- What this task involves -
Transcribe, exactly as they appear, only the lines from the one holding "Give me a plain-text" through the end of the entries below.

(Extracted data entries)
■ ■ ■ ■ ■ ■ ■

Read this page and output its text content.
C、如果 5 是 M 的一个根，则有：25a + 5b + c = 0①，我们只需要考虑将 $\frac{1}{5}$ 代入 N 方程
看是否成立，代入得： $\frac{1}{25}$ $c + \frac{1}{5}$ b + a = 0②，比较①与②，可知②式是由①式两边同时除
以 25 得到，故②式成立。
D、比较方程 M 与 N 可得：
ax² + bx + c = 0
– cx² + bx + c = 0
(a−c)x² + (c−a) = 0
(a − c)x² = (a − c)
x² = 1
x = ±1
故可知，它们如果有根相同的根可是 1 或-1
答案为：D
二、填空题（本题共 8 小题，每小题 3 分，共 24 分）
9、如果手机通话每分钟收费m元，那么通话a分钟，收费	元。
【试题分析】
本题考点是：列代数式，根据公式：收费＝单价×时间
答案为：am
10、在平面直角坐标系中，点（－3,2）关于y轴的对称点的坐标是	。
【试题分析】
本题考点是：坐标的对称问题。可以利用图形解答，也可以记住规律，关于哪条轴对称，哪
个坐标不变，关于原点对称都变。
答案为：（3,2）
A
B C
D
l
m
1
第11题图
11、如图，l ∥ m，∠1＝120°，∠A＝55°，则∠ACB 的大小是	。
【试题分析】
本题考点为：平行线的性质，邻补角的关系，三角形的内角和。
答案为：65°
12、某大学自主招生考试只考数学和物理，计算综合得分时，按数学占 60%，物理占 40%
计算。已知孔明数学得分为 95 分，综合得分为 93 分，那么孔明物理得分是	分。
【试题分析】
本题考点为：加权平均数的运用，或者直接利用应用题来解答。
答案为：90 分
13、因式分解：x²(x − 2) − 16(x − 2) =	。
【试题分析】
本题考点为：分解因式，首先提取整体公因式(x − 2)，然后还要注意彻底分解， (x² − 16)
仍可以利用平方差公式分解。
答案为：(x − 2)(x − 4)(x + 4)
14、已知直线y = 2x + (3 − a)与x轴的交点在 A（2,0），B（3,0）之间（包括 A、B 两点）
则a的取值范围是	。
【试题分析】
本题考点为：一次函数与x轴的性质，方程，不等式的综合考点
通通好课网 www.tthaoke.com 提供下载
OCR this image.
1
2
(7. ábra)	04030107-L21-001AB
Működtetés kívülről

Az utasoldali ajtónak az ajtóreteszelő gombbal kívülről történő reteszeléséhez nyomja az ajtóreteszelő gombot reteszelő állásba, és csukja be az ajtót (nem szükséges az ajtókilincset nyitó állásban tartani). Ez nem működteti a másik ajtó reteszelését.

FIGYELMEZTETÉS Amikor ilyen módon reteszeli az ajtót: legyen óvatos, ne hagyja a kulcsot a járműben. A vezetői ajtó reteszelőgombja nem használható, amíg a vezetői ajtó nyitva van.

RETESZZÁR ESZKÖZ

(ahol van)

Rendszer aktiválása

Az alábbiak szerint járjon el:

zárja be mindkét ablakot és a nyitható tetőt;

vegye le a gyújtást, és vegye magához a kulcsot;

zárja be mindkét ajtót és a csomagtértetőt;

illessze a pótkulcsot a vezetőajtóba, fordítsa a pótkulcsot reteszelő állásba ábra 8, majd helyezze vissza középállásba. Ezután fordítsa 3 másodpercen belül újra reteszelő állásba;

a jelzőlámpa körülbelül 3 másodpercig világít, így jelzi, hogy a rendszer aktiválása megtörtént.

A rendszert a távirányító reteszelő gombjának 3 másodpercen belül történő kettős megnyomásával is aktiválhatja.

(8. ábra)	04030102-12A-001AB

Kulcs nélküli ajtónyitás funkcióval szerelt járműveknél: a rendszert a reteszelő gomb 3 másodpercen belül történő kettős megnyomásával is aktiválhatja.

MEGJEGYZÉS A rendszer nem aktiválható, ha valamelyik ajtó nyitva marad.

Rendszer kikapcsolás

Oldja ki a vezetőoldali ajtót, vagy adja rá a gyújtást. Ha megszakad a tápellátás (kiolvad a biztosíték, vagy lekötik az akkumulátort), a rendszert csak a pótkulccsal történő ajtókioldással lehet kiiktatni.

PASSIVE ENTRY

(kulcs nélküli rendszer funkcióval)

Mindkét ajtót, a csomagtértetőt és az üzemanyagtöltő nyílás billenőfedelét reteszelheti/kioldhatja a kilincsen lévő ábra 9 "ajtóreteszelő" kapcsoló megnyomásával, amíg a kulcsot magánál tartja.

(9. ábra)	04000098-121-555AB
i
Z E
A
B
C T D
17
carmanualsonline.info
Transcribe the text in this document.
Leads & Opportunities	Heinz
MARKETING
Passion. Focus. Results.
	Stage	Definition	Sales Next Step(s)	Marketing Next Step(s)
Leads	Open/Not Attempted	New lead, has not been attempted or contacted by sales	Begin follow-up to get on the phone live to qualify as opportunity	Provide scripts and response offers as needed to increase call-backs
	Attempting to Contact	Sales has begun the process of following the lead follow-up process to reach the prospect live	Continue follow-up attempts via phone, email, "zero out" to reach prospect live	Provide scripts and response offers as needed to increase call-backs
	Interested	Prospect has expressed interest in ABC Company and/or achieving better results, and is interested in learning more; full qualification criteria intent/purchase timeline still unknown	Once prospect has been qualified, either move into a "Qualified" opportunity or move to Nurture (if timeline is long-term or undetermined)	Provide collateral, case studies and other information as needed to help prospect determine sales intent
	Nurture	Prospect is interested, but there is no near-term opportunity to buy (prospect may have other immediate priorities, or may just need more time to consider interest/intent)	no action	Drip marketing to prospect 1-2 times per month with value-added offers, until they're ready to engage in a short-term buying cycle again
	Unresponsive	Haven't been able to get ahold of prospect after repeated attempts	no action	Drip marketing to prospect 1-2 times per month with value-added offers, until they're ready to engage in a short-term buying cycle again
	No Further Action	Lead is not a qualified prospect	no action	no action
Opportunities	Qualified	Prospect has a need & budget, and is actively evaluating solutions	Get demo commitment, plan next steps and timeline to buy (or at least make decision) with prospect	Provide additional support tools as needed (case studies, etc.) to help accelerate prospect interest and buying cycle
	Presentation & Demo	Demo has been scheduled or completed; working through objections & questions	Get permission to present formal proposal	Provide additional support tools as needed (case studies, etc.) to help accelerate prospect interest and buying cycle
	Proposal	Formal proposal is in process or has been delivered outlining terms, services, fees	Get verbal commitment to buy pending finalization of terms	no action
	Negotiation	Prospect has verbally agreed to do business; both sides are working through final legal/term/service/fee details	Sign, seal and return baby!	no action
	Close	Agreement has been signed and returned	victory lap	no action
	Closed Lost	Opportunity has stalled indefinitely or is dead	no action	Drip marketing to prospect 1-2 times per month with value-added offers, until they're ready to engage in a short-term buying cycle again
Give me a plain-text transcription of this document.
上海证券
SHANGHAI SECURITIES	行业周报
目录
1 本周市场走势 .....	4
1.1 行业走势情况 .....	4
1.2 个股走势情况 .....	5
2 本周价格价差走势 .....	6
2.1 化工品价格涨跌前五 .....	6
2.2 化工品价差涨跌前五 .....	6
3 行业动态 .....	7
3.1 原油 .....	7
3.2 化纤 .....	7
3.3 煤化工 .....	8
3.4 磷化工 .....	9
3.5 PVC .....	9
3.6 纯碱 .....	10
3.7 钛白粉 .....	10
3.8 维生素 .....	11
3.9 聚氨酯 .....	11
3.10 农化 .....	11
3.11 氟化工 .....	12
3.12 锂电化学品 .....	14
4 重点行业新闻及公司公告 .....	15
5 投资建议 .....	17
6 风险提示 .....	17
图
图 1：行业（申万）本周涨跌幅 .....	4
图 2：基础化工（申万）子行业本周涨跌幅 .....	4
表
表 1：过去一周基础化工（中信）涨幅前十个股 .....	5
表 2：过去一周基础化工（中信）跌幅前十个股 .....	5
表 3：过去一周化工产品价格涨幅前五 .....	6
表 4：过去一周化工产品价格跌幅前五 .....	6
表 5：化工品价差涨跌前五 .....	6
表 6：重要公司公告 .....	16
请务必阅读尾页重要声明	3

■ ■ ■ ■ ■ ■ ■

- Response to this task -
Give me a plain-text transcription of this document.
上海证券
SHANGHAI SECURITIES	行业周报
目录
1 本周市场走势 .....	4
1.1 行业走势情况 .....	4
1.2 个股走势情况 .....	5
2 本周价格价差走势 .....	6
2.1 化工品价格涨跌前五 .....	6
2.2 化工品价差涨跌前五 .....	6
3 行业动态 .....	7
3.1 原油 .....	7
3.2 化纤 .....	7
3.3 煤化工 .....	8
3.4 磷化工 .....	9
3.5 PVC .....	9
3.6 纯碱 .....	10
3.7 钛白粉 .....	10
3.8 维生素 .....	11
3.9 聚氨酯 .....	11
3.10 农化 .....	11
3.11 氟化工 .....	12
3.12 锂电化学品 .....	14
4 重点行业新闻及公司公告 .....	15
5 投资建议 .....	17
6 风险提示 .....	17
图
图 1：行业（申万）本周涨跌幅 .....	4
图 2：基础化工（申万）子行业本周涨跌幅 .....	4
表
表 1：过去一周基础化工（中信）涨幅前十个股 .....	5
表 2：过去一周基础化工（中信）跌幅前十个股 .....	5
表 3：过去一周化工产品价格涨幅前五 .....	6
表 4：过去一周化工产品价格跌幅前五 .....	6
表 5：化工品价差涨跌前五 .....	6
表 6：重要公司公告 .....	16
请务必阅读尾页重要声明	3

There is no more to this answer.